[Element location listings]
━━━━━━━━━━━━━━━━━━━━━━━━━━━━━━

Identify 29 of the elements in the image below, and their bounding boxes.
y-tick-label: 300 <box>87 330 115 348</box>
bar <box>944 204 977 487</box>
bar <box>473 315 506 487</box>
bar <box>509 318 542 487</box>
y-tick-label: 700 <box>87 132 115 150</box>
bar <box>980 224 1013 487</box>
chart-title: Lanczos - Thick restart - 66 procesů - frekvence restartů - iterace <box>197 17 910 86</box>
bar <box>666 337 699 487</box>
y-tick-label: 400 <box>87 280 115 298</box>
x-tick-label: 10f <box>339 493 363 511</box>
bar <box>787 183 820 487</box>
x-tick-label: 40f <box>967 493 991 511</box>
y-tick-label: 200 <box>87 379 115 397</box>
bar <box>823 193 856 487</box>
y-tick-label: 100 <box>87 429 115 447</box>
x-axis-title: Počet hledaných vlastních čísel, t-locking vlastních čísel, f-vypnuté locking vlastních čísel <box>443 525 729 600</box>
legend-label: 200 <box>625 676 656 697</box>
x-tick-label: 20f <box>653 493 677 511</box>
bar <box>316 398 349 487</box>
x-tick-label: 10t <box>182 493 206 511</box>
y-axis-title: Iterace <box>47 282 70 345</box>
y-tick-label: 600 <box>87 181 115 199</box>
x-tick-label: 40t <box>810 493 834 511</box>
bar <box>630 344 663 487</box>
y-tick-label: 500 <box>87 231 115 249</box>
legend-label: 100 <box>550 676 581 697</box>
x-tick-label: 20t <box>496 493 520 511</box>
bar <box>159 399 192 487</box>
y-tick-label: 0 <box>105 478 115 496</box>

━━━━━━━━━━━━━━━━━━━━━━━━━━━━━━

Written request:
Copy out the lines above word for word.

Result:
Identify 29 of the elements in the image below, and their bounding boxes.
y-tick-label: 300 <box>87 330 115 348</box>
bar <box>944 204 977 487</box>
bar <box>473 315 506 487</box>
bar <box>509 318 542 487</box>
y-tick-label: 700 <box>87 132 115 150</box>
bar <box>980 224 1013 487</box>
chart-title: Lanczos - Thick restart - 66 procesů - frekvence restartů - iterace <box>197 17 910 86</box>
bar <box>666 337 699 487</box>
y-tick-label: 400 <box>87 280 115 298</box>
x-tick-label: 10f <box>339 493 363 511</box>
bar <box>787 183 820 487</box>
x-tick-label: 40f <box>967 493 991 511</box>
y-tick-label: 200 <box>87 379 115 397</box>
bar <box>823 193 856 487</box>
y-tick-label: 100 <box>87 429 115 447</box>
x-axis-title: Počet hledaných vlastních čísel, t-locking vlastních čísel, f-vypnuté locking vlastních čísel <box>443 525 729 600</box>
legend-label: 200 <box>625 676 656 697</box>
x-tick-label: 20f <box>653 493 677 511</box>
bar <box>316 398 349 487</box>
x-tick-label: 10t <box>182 493 206 511</box>
y-axis-title: Iterace <box>47 282 70 345</box>
y-tick-label: 600 <box>87 181 115 199</box>
x-tick-label: 40t <box>810 493 834 511</box>
bar <box>630 344 663 487</box>
y-tick-label: 500 <box>87 231 115 249</box>
legend-label: 100 <box>550 676 581 697</box>
x-tick-label: 20t <box>496 493 520 511</box>
bar <box>159 399 192 487</box>
y-tick-label: 0 <box>105 478 115 496</box>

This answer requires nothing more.